**Sayfa Alıntısı**
※
'İş hayatında fark yaratmayan rekabet edemez'
İş insanı Nuri Develi ve eşi Tuba Develi çifti evlerinin kapılarını HT Kulüp'e açtılar.
Yeme-içe sektörünün öncü markalarından Develi'nin sahibi iş insanı Nuri Develi, iş hayatından eşi Tuba Develi ile aile ilişkilerine dair her şeyi HT Kulüp Yazı İşleri Müdürü Reşit Özet’e anlattı...
Röportaj: Reşit ÖZET
Fotoğraflar: Onur AYDIN
Biraz eskiye gidelim… Nasıl bir çocukluk geçirdiniz?
Nuri Develi : Ben restoracıı bir babanın çocuğu olarak restorantlarda doğdum diyebilirim. Herkesin çocukluk fotoğrafları parklardır. Benim çocukluk fotoğraflarım restoranda iki tane sandalye birleştirilmiş uyurken ya da kafam masaya düşmüş tabağın üstünde uyurkendir. Ama tabii çok keyifliydi. Yazları babamın ve rahmetli Nihat amcamın Antalya’daki otelinde geçirirdik. Kalabalık bir aile olarak hep bir aradaydık. Kalabalığın içinde sosyal hayatın içinde büyüdüm. Şimdi o günleri özlemle anıyorum.
Arif Develi’nin oğlu olmak nasıl bir duygu?
N.D: Kendimi bu konuda şanslı hissediyorum. Babam benim aynı zamanda en iyi arkadaşımdır. Çok güzel bir baba-oğul ilişkimiz var çocukluk yıllarında da öyleydi. Şimdi de öyle. Arkada babanın olduğunu bilmek hala çok kıymetli.
Babanızın iş hayatındaki olmazsa olmazları nelerdir?
N.D: Babam sadece bana babalık yapmadı. Babam çalışanlar tarafından da patron olarak değil baba olarak görürler. Bu çok kıymetli ve değerli. Aynı zamanda babacan tavrına rağmen iş hayatında çok prensipleri olan disiplinli bir kişidir. En büyük özelliği de bir problem olduğunda size insan içinde rencide etmez. Çalışanlarına karşı da her zaman öyledir. Çok affedici ve kucaklayıcıdır ama prensiplerinin üzerinde bir yalnış görürse de çok kesindir.
※
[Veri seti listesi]
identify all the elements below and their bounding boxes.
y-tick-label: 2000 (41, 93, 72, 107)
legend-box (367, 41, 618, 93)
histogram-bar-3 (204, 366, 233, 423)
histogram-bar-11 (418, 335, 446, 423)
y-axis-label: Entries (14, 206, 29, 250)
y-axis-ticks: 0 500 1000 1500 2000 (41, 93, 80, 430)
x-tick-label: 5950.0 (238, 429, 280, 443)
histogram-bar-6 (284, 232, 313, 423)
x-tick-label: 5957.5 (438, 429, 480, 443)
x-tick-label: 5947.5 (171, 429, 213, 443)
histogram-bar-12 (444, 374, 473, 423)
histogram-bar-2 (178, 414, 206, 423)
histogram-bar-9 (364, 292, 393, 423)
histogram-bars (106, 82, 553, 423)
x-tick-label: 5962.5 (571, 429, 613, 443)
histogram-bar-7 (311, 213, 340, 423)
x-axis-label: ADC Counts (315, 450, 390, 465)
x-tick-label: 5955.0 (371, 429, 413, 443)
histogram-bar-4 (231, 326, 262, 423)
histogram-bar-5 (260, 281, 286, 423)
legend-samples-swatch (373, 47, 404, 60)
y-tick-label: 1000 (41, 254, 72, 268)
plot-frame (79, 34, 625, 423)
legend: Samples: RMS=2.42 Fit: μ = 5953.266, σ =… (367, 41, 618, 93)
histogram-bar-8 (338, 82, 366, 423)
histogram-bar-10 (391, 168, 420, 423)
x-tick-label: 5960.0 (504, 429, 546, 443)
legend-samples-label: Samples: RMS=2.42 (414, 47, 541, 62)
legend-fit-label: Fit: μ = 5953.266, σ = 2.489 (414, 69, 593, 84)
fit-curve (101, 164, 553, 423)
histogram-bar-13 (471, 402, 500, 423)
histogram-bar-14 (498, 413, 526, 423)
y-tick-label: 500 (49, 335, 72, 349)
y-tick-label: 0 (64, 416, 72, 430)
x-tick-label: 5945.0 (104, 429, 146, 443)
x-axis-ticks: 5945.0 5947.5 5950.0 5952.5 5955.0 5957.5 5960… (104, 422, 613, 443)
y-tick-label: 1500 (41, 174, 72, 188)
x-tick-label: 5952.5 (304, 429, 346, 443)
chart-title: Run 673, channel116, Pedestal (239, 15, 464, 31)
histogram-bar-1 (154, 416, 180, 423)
※
**Verilen Görev 1**
Nuri Develi röportajında "Röportaj: Reşit ÖZET" sözlerinin geçtiği yerden başlayın, "nasıl bir duygu?" sözlerinden sonra durun ve aradaki bölümü harfi harfine kopyalayın.
**Verilen Görev 2**
Nuri Develi röportajına göre Nuri Develi çocukken yazları nerede geçirirdi?

**Sonuç 1**
Röportaj: Reşit ÖZET
Fotoğraflar: Onur AYDIN
Biraz eskiye gidelim… Nasıl bir çocukluk geçirdiniz?
Nuri Develi : Ben restoracıı bir babanın çocuğu olarak restorantlarda doğdum diyebilirim. Herkesin çocukluk fotoğrafları parklardır. Benim çocukluk fotoğraflarım restoranda iki tane sandalye birleştirilmiş uyurken ya da kafam masaya düşmüş tabağın üstünde uyurkendir. Ama tabii çok keyifliydi. Yazları babamın ve rahmetli Nihat amcamın Antalya’daki otelinde geçirirdik. Kalabalık bir aile olarak hep bir aradaydık. Kalabalığın içinde sosyal hayatın içinde büyüdüm. Şimdi o günleri özlemle anıyorum.
Arif Develi’nin oğlu olmak nasıl bir duygu?

**Sonuç 2**
Babasının ve rahmetli Nihat amcasının Antalya'daki otelinde.